:: Work to be completed ::
Return the lines below that carry the word "pilon".

:: Input data ::
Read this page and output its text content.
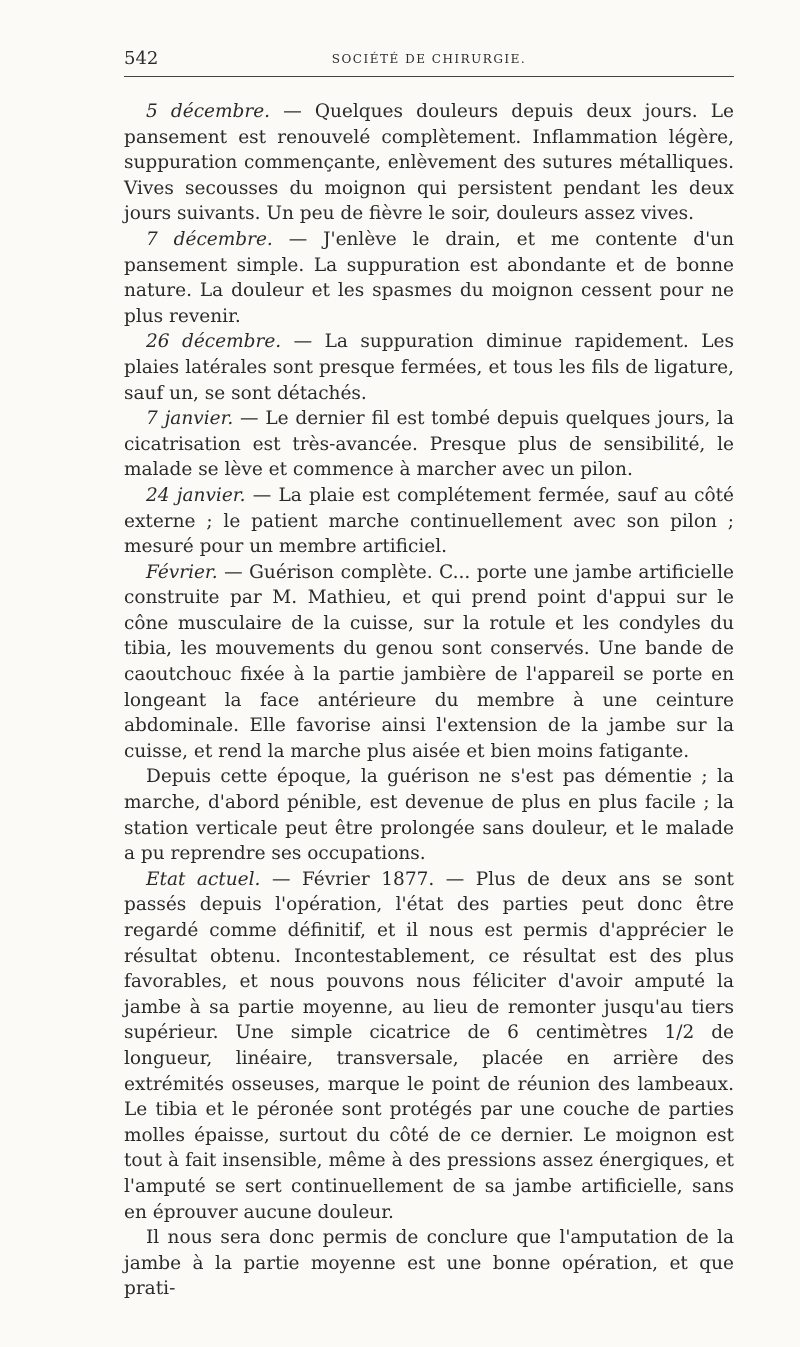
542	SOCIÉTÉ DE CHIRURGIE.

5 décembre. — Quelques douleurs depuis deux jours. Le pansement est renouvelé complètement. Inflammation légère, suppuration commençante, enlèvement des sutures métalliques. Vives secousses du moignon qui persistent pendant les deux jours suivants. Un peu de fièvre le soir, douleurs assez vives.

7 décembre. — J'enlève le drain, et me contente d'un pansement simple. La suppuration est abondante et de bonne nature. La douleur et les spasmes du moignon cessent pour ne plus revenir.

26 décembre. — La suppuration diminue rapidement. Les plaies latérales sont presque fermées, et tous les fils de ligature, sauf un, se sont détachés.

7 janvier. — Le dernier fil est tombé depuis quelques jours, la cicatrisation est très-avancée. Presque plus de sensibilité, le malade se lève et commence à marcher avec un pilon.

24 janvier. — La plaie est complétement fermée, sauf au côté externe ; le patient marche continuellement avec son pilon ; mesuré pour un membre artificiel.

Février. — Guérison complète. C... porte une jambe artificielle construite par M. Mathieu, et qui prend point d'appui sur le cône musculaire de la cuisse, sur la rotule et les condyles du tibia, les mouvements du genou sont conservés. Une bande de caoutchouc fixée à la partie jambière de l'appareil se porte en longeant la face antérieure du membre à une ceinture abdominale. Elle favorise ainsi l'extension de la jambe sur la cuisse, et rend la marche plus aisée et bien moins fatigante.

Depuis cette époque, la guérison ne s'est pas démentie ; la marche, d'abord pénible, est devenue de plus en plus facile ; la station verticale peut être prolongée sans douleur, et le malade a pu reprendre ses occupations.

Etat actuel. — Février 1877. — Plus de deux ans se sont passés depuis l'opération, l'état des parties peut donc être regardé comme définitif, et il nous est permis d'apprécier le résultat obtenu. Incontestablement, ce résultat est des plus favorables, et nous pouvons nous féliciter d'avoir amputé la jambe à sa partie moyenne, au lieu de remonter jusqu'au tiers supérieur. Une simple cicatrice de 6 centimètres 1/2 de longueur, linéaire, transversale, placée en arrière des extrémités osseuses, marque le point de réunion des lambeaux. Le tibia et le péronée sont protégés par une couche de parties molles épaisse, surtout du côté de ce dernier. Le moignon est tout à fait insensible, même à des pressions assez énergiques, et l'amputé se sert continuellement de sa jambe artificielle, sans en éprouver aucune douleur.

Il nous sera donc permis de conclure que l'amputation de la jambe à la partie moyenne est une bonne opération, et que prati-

==

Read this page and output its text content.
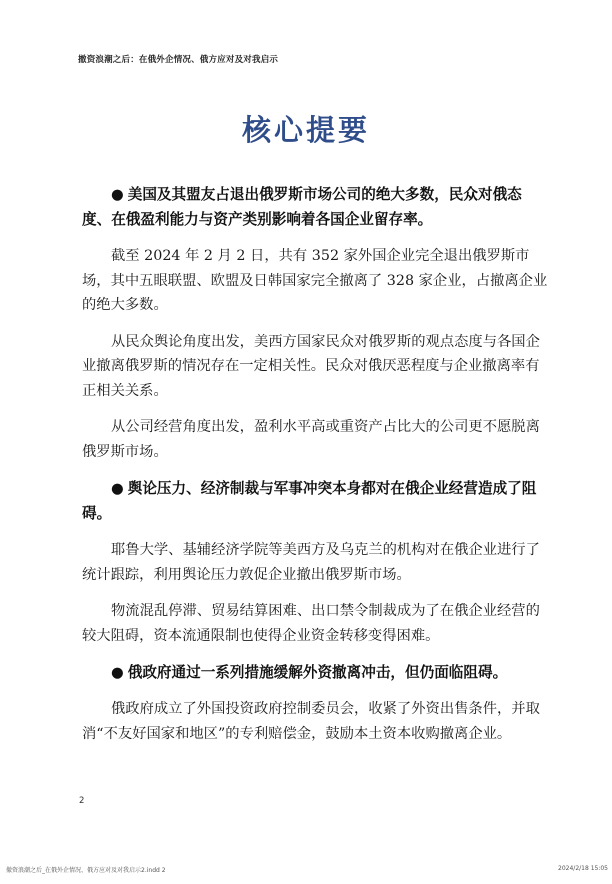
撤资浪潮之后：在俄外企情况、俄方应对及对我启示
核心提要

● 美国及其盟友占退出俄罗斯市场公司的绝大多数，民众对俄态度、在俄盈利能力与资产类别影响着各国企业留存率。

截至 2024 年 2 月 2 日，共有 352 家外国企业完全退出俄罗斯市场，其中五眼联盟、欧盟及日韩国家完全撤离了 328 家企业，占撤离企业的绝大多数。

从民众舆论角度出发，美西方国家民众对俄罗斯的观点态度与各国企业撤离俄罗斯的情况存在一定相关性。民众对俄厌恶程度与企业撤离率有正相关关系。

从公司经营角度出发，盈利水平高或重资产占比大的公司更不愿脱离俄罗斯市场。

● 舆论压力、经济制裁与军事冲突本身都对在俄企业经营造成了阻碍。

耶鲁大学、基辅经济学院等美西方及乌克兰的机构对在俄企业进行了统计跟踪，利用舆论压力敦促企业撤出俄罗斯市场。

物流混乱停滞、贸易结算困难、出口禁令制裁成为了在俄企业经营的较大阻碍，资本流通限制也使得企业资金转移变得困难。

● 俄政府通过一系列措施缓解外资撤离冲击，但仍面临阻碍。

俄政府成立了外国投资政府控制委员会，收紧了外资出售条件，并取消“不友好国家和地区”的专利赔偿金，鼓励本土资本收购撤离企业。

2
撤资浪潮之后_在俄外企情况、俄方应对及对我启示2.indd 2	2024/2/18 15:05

:: Answer in full ::
7 janvier. — Le dernier fil est tombé depuis quelques jours, la cicatrisation est très-avancée. Presque plus de sensibilité, le malade se lève et commence à marcher avec un pilon.
24 janvier. — La plaie est complétement fermée, sauf au côté externe ; le patient marche continuellement avec son pilon ; mesuré pour un membre artificiel.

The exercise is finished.